Source data:
_ _ _ _ _ _ _

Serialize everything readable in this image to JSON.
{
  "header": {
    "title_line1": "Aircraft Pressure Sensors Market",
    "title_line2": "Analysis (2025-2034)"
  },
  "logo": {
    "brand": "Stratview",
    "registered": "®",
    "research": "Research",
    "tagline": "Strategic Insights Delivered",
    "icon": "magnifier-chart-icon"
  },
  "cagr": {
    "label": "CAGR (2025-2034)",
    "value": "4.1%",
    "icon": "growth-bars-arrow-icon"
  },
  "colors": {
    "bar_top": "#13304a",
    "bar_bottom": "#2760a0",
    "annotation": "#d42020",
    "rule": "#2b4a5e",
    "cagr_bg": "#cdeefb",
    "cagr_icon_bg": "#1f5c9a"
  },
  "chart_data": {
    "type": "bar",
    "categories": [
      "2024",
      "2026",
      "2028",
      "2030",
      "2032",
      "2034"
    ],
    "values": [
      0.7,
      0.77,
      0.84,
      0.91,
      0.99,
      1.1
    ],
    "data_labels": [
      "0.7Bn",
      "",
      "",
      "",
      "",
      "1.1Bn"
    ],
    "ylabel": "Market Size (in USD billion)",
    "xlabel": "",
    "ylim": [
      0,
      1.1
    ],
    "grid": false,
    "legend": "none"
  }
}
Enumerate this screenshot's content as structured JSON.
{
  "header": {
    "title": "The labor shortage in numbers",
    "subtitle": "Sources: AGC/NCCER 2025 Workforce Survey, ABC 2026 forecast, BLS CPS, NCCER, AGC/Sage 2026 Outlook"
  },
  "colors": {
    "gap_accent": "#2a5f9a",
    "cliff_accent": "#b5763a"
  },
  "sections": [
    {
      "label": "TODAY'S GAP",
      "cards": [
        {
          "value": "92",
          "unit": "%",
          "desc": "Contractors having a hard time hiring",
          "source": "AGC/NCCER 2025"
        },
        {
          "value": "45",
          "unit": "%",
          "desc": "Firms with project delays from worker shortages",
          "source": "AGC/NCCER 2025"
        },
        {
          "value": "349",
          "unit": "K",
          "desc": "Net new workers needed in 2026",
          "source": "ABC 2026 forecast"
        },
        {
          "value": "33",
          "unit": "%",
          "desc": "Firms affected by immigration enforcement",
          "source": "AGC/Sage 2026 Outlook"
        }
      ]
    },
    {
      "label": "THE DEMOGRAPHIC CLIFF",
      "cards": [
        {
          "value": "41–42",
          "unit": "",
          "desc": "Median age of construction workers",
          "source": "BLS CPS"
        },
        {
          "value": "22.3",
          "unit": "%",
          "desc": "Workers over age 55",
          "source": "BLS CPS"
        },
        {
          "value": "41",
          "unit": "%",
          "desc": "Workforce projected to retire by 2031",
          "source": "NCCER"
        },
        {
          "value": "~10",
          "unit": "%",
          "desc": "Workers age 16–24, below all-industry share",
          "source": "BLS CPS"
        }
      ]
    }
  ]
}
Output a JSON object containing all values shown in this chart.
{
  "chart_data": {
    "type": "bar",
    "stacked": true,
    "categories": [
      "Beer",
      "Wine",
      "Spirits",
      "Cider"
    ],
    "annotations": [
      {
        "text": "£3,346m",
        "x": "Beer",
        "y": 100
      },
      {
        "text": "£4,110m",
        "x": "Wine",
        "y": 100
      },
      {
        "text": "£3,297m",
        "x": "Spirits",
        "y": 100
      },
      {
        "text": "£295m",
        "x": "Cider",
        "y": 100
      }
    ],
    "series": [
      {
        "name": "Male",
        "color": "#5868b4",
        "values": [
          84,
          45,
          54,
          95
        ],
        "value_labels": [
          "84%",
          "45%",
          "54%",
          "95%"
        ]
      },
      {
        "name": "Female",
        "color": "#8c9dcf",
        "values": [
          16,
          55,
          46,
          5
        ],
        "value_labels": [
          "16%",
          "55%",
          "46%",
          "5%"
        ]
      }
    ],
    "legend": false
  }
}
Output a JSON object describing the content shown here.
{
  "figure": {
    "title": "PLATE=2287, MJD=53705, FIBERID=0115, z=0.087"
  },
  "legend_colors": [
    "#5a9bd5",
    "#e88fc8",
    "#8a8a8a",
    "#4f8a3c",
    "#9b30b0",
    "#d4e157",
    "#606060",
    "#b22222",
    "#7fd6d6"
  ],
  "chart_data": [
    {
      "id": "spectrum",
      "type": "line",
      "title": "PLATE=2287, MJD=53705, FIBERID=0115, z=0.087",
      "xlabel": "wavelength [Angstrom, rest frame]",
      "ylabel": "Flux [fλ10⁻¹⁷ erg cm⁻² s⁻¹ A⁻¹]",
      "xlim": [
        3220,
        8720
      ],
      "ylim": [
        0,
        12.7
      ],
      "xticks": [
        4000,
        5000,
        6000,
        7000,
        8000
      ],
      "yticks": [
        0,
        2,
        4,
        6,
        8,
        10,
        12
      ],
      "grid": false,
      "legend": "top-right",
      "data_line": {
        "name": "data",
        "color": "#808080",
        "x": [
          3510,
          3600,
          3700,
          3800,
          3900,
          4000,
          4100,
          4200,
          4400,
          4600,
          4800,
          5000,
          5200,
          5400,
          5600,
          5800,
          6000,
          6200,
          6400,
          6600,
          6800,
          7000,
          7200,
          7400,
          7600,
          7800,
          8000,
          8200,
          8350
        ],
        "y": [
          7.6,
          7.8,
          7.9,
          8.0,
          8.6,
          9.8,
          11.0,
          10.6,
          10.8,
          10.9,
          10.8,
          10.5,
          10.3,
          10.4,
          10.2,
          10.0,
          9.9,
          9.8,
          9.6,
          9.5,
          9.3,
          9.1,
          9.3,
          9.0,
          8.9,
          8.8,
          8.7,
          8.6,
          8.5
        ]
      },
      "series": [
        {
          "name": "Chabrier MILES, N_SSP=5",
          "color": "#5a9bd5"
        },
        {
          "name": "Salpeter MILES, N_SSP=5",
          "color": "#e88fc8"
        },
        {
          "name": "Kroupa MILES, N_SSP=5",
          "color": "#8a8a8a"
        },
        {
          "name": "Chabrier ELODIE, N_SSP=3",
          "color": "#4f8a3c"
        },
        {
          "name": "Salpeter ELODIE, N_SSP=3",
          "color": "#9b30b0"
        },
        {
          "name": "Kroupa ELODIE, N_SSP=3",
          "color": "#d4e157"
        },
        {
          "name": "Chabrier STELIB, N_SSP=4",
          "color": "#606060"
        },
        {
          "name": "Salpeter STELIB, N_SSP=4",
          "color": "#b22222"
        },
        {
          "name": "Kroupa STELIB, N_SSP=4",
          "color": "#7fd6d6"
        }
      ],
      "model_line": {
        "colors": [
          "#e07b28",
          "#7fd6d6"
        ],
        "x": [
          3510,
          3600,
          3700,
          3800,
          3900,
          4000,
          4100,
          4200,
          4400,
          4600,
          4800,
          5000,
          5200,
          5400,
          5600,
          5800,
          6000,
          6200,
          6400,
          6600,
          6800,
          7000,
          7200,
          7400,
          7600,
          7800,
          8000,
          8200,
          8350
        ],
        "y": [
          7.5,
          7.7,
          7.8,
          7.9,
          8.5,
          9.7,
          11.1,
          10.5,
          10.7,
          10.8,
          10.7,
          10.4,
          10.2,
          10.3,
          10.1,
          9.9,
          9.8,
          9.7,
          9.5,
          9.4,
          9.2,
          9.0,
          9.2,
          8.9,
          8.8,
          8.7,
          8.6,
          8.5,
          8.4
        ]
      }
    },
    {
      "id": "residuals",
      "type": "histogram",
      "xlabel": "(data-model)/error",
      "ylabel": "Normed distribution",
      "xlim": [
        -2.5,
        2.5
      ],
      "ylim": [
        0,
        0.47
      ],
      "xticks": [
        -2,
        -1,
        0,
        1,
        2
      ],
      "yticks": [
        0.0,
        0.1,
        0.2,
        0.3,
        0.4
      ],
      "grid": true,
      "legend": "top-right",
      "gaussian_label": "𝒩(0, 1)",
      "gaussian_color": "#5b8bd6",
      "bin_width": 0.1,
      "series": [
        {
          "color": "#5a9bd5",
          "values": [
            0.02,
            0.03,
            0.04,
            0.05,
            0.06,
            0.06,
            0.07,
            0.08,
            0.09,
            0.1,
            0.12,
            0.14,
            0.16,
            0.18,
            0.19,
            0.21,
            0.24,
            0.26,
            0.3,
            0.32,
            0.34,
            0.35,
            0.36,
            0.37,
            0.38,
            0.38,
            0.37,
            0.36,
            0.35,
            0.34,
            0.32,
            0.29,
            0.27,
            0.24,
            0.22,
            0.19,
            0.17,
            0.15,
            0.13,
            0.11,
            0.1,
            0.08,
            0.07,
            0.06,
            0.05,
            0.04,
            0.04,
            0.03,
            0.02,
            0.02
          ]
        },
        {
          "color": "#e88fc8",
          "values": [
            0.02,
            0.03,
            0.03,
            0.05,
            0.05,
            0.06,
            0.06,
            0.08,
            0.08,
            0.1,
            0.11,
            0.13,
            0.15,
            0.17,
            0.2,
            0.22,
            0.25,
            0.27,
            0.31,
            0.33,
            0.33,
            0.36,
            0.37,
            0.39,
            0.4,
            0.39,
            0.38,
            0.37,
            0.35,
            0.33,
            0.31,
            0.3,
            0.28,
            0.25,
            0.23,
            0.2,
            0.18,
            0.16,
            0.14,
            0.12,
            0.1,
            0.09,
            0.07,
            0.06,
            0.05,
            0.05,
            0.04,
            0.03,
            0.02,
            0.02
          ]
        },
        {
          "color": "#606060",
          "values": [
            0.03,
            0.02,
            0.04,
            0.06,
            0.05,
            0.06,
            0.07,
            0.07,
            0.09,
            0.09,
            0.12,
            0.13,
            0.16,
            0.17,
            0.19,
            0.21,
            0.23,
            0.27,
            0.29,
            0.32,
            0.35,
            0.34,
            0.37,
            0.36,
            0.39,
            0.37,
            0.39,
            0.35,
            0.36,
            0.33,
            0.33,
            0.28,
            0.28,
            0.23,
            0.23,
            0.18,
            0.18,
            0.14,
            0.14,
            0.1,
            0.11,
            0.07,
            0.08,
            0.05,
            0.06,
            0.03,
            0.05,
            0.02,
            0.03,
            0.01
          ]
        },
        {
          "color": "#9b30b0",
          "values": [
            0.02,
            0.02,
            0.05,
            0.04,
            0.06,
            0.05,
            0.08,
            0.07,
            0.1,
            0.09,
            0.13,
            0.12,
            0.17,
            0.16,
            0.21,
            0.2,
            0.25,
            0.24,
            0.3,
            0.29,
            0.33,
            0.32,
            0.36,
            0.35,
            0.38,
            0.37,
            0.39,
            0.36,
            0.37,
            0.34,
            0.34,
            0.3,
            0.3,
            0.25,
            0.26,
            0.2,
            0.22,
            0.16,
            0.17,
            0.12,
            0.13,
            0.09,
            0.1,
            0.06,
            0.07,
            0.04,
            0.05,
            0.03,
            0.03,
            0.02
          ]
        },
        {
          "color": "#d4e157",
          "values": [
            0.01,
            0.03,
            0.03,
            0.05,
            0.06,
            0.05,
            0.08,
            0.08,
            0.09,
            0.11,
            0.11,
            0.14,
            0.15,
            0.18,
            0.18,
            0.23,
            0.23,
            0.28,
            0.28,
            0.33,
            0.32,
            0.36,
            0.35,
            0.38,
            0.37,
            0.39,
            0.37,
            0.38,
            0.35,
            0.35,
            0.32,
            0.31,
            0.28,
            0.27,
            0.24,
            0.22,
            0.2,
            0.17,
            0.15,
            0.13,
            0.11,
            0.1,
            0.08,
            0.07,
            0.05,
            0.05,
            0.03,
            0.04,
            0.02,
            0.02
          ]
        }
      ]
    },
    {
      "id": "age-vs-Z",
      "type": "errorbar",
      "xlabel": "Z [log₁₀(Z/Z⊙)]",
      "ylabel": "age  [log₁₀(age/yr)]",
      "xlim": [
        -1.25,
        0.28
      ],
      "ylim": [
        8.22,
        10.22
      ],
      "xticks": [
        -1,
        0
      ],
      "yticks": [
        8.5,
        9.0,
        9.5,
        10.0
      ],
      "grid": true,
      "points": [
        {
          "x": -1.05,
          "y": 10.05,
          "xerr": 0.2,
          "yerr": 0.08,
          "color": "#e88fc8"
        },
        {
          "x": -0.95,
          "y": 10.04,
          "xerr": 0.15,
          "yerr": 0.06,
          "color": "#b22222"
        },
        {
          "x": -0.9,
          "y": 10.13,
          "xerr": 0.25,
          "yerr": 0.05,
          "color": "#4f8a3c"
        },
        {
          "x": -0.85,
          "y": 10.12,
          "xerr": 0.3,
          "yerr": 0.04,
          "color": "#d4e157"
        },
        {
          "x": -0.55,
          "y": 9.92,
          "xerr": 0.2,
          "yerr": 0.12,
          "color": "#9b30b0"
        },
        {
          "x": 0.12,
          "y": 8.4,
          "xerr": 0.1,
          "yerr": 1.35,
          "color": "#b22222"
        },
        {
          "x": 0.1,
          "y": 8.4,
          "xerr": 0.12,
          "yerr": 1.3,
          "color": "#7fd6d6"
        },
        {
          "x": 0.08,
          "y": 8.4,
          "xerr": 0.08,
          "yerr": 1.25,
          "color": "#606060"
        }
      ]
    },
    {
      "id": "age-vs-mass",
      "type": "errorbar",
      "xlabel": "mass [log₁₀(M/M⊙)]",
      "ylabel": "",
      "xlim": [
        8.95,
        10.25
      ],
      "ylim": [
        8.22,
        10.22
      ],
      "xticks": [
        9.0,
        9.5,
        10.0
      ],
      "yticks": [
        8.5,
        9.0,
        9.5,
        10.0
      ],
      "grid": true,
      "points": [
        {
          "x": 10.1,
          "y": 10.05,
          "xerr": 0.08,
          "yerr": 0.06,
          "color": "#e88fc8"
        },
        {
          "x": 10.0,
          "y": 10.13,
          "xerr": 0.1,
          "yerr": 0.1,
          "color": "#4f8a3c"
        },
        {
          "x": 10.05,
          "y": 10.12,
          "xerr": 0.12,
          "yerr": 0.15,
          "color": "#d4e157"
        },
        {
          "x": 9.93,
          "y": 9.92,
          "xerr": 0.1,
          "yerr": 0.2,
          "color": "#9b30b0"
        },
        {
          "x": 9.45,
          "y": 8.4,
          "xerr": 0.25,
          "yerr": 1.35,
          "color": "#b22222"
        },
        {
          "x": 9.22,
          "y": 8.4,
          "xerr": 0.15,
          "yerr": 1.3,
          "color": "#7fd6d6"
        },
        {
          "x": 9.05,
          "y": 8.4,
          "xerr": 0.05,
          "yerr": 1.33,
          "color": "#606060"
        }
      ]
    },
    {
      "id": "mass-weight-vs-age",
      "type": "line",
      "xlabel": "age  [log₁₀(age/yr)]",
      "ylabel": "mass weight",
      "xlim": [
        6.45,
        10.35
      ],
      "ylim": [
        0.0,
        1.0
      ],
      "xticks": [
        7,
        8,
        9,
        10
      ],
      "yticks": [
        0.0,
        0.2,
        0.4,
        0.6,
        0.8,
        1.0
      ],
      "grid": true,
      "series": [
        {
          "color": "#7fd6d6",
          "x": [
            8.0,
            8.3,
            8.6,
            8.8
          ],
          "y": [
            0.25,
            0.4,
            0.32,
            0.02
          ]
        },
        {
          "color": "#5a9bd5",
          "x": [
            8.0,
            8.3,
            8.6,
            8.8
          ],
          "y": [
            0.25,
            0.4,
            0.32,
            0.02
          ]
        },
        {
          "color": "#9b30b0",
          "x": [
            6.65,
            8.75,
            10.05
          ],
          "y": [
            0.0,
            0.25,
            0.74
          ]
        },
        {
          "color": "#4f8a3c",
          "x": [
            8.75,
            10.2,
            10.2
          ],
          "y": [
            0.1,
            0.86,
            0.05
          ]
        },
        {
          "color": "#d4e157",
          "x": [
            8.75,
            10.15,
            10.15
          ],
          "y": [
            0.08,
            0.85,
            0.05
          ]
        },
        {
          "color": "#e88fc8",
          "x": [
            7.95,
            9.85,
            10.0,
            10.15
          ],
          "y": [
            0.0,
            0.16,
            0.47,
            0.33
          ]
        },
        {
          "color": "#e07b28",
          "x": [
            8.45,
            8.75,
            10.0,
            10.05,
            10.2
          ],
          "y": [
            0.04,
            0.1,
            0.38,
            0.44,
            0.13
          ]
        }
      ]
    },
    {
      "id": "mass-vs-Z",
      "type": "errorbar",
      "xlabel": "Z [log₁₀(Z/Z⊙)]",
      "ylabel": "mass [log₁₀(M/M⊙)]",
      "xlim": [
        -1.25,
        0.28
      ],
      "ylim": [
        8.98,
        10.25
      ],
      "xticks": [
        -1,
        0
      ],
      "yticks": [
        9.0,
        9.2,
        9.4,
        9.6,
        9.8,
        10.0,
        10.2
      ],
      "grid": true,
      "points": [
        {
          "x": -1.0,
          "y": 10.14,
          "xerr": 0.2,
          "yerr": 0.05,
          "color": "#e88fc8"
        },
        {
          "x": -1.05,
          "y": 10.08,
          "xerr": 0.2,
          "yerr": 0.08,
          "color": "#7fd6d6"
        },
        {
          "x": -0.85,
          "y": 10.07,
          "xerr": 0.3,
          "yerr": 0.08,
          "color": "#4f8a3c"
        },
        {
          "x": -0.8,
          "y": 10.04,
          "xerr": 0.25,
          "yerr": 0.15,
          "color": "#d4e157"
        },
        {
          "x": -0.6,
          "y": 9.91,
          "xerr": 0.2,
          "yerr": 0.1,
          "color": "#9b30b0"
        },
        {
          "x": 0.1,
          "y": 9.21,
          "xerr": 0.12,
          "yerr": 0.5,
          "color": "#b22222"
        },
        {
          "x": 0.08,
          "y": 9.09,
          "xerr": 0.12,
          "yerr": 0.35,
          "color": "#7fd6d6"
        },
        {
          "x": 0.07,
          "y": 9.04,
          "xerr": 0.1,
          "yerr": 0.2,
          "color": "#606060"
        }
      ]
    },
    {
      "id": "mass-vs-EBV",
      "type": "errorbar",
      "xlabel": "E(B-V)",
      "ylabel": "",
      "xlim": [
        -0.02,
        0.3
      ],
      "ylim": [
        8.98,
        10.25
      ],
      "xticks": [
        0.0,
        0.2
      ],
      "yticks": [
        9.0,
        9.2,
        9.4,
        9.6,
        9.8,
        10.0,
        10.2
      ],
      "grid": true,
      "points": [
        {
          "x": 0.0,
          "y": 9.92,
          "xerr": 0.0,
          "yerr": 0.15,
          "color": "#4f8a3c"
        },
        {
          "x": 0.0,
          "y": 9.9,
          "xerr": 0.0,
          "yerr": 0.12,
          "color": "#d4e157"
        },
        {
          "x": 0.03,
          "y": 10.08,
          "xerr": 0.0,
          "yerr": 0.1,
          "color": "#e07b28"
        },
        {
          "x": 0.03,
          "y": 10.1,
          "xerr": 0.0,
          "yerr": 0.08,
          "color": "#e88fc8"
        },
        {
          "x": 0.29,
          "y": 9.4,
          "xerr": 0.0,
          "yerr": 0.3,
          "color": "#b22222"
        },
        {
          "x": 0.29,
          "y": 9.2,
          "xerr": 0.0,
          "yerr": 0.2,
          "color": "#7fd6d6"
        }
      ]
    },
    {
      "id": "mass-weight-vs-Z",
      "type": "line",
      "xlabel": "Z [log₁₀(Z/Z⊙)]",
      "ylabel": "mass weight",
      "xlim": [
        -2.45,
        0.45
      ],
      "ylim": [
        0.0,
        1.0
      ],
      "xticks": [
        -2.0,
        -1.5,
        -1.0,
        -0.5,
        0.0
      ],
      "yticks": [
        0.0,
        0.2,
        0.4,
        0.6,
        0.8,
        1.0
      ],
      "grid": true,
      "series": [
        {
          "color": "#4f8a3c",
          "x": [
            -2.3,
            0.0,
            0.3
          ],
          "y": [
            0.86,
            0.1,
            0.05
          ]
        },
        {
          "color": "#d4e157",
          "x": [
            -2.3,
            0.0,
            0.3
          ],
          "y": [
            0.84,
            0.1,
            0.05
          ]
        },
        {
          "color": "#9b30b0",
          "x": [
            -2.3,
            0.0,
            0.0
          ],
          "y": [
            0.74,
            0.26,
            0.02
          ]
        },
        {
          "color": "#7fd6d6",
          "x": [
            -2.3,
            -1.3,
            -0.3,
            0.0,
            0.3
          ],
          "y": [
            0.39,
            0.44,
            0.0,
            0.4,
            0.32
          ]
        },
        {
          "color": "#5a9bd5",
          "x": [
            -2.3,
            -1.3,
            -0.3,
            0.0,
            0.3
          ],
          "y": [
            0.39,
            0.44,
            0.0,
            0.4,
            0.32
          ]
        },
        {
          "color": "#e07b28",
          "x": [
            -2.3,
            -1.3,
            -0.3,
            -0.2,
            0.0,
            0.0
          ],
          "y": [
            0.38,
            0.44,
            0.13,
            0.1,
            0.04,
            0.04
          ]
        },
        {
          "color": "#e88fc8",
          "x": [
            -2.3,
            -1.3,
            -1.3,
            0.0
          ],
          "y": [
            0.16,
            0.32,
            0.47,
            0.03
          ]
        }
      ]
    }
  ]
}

_ _ _ _ _ _ _

> [Goal] From the listing above, copy out each line where the word "ELODIE" appears.

> [Answer in full]
          "name": "Chabrier ELODIE, N_SSP=3",
          "name": "Salpeter ELODIE, N_SSP=3",
          "name": "Kroupa ELODIE, N_SSP=3",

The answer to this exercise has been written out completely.